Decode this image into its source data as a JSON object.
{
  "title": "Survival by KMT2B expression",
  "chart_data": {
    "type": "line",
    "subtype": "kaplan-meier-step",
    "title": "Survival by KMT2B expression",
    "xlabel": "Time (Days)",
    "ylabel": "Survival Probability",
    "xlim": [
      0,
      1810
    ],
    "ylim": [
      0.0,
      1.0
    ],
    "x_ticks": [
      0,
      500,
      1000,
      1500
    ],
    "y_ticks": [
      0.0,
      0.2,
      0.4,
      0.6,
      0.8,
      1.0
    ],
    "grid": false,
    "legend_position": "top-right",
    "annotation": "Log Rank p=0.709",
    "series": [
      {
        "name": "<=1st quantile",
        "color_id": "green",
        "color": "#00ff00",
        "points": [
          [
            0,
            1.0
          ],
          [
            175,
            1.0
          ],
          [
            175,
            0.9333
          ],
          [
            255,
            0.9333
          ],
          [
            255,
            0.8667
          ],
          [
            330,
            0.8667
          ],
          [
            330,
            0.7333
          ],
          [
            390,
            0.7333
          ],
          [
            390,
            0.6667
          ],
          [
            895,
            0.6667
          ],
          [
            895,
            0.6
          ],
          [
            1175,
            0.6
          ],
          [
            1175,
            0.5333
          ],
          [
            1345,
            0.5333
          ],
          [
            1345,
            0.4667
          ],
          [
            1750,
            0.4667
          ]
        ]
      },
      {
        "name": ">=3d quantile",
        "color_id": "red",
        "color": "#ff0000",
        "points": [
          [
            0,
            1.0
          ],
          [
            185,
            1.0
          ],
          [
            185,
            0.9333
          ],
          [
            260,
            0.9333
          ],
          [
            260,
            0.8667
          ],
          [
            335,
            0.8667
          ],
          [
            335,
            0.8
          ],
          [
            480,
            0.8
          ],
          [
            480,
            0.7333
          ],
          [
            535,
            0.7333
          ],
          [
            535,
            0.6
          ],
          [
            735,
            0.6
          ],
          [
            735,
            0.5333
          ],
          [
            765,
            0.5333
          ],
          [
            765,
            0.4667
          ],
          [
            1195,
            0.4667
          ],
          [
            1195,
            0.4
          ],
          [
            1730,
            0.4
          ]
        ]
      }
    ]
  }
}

========================================================================

• **Stated exercise**
Output all preceding records character for character.

• **Answer for this exercise**
Decode this image into its source data as a JSON object.
{
  "title": "Survival by KMT2B expression",
  "chart_data": {
    "type": "line",
    "subtype": "kaplan-meier-step",
    "title": "Survival by KMT2B expression",
    "xlabel": "Time (Days)",
    "ylabel": "Survival Probability",
    "xlim": [
      0,
      1810
    ],
    "ylim": [
      0.0,
      1.0
    ],
    "x_ticks": [
      0,
      500,
      1000,
      1500
    ],
    "y_ticks": [
      0.0,
      0.2,
      0.4,
      0.6,
      0.8,
      1.0
    ],
    "grid": false,
    "legend_position": "top-right",
    "annotation": "Log Rank p=0.709",
    "series": [
      {
        "name": "<=1st quantile",
        "color_id": "green",
        "color": "#00ff00",
        "points": [
          [
            0,
            1.0
          ],
          [
            175,
            1.0
          ],
          [
            175,
            0.9333
          ],
          [
            255,
            0.9333
          ],
          [
            255,
            0.8667
          ],
          [
            330,
            0.8667
          ],
          [
            330,
            0.7333
          ],
          [
            390,
            0.7333
          ],
          [
            390,
            0.6667
          ],
          [
            895,
            0.6667
          ],
          [
            895,
            0.6
          ],
          [
            1175,
            0.6
          ],
          [
            1175,
            0.5333
          ],
          [
            1345,
            0.5333
          ],
          [
            1345,
            0.4667
          ],
          [
            1750,
            0.4667
          ]
        ]
      },
      {
        "name": ">=3d quantile",
        "color_id": "red",
        "color": "#ff0000",
        "points": [
          [
            0,
            1.0
          ],
          [
            185,
            1.0
          ],
          [
            185,
            0.9333
          ],
          [
            260,
            0.9333
          ],
          [
            260,
            0.8667
          ],
          [
            335,
            0.8667
          ],
          [
            335,
            0.8
          ],
          [
            480,
            0.8
          ],
          [
            480,
            0.7333
          ],
          [
            535,
            0.7333
          ],
          [
            535,
            0.6
          ],
          [
            735,
            0.6
          ],
          [
            735,
            0.5333
          ],
          [
            765,
            0.5333
          ],
          [
            765,
            0.4667
          ],
          [
            1195,
            0.4667
          ],
          [
            1195,
            0.4
          ],
          [
            1730,
            0.4
          ]
        ]
      }
    ]
  }
}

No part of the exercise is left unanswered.